*** Data for this exercise

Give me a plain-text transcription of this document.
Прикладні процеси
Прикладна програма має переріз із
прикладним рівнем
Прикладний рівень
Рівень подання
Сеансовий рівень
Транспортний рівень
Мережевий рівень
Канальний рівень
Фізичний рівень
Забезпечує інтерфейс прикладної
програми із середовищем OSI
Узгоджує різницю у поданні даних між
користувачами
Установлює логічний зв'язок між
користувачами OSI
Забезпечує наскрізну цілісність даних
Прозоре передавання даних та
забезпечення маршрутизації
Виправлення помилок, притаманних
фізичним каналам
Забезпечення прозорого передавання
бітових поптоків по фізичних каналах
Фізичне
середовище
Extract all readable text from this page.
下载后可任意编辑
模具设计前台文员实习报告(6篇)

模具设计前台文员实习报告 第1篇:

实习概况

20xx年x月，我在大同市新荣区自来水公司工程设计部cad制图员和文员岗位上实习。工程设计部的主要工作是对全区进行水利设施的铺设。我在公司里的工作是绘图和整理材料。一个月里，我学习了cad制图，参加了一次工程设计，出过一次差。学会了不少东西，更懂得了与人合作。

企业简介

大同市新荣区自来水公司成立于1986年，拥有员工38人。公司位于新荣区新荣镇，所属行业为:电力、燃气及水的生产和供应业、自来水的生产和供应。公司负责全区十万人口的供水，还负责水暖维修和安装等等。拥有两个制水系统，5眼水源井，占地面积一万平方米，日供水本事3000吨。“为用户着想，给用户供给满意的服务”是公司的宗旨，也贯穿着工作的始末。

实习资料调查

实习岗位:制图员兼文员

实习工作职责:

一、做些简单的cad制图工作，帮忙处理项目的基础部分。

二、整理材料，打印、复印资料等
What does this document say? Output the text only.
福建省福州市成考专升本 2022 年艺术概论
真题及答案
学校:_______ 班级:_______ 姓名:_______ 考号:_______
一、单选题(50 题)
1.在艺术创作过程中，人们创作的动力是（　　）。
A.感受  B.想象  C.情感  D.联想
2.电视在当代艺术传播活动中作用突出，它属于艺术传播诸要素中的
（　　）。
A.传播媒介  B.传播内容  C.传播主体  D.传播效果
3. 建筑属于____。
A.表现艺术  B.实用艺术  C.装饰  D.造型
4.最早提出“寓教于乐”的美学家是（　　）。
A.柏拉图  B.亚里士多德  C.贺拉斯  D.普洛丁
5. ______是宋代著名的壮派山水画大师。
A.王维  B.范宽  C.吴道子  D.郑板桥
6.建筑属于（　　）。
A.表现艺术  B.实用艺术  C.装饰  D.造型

******

Write out every line from the entries where "Забезпечує" appears.

Output for this exercise
Забезпечує інтерфейс прикладної
Забезпечує наскрізну цілісність даних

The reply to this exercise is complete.